| Texto proporcionado |
Ayúdame, le suplicaba, con tus oraciones, que yo por mí nada puedo. Y
esto mismo parece repetir San Buenaventura con aquellas palabras: Tan
pobres son aquellas benditas ánimas, que por sí mismas no pueden pagar
sus deudas.
Lo
que sí es cierto y dogma de fe es que podemos socorrer con nuestros
sufragios y sobre todo con nuestras oraciones a aquellas almas santas.
La Iglesia alaba estas plegarias y ella misma va delante con su ejemplo.
Siendo esto así, no sé cómo puede excusarse de culpa aquel que pasa
mucho tiempo sin ayudarlas en algo, al menos con sus oraciones.

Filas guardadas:
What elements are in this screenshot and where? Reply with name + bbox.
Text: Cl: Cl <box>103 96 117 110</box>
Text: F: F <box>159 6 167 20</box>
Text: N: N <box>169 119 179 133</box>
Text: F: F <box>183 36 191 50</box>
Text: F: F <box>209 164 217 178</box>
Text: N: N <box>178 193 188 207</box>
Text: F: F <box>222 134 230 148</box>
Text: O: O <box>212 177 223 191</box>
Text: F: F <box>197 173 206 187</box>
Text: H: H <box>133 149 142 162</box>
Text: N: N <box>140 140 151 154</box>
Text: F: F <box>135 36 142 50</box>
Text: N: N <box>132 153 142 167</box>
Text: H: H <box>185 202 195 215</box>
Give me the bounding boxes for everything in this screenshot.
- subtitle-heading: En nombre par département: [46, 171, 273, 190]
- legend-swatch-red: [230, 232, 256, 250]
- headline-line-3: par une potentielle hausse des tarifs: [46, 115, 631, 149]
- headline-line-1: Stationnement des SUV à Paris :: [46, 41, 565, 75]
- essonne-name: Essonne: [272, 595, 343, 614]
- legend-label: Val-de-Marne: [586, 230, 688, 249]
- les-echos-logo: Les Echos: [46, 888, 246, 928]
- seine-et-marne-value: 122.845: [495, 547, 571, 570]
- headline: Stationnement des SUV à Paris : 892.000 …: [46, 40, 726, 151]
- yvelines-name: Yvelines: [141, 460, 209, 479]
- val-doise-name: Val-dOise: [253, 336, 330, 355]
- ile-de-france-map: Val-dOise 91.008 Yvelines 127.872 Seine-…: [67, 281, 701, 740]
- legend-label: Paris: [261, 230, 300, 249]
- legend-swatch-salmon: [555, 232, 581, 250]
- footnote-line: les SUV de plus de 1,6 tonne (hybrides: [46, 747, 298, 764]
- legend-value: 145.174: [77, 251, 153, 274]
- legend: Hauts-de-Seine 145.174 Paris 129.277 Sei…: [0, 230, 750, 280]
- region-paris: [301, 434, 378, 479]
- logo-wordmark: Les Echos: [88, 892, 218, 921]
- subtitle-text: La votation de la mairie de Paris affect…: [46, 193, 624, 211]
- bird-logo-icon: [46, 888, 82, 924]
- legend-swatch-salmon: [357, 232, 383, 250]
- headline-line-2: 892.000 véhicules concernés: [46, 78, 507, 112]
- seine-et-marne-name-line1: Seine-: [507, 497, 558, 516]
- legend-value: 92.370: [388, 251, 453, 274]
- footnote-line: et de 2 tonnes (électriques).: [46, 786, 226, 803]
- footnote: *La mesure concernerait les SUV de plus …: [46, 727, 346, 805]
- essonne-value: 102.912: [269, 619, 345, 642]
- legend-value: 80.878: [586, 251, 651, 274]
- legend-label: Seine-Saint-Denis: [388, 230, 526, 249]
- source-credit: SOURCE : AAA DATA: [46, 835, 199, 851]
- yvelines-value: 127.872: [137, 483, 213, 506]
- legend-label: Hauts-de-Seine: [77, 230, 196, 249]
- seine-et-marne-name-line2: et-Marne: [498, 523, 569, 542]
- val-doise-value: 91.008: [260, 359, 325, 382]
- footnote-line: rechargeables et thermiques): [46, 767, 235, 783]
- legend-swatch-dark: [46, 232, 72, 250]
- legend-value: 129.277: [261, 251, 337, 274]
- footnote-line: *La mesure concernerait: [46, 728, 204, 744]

| Instrucciones de trabajo |
Prosiga el texto sobre las oraciones por las benditas ánimas a partir de su última frase.

| Resultado del ejercicio |
Si
a ello no nos mueve este deber de caridad, muévanos el saber el placer
grande que proporcionamos a Jesucristo, cuando vea que nos esforzamos en
romper las cadenas de aquellas sus amadas esposas para que vayan a
gozar de su amor en el cielo. Muévanos también el pensamiento de los
muchos méritos que por este medio adquirimos, puesto que hacemos un acto
de caridad tan grande con aquellas benditas ánimas; y bien seguros
podemos estar que ellas a su vez, agradecidas al bien que les hemos
procurado, sacándolas con nuestras oraciones de aquellas penas y
anticipándoles la hora de su entrada en el cielo, no dejarán de rogar
por nosotros cuando ya se hallen en medio en la bienaventuranza. Decía
el Señor. Bienaventurados los misericordiosos, porque alcanzarán
misericordia. Pues si el bondadoso galardonador promete misericordia a
los que tienen misericordia con sus prójimos, con mayor razón podrá
esperar su eterna salvación, aquel que procura socorrer a almas tan
santas, tan afligidas y tan queridas de Dios.
“El gran medio de la oración” - San Alfonso María de Ligorio.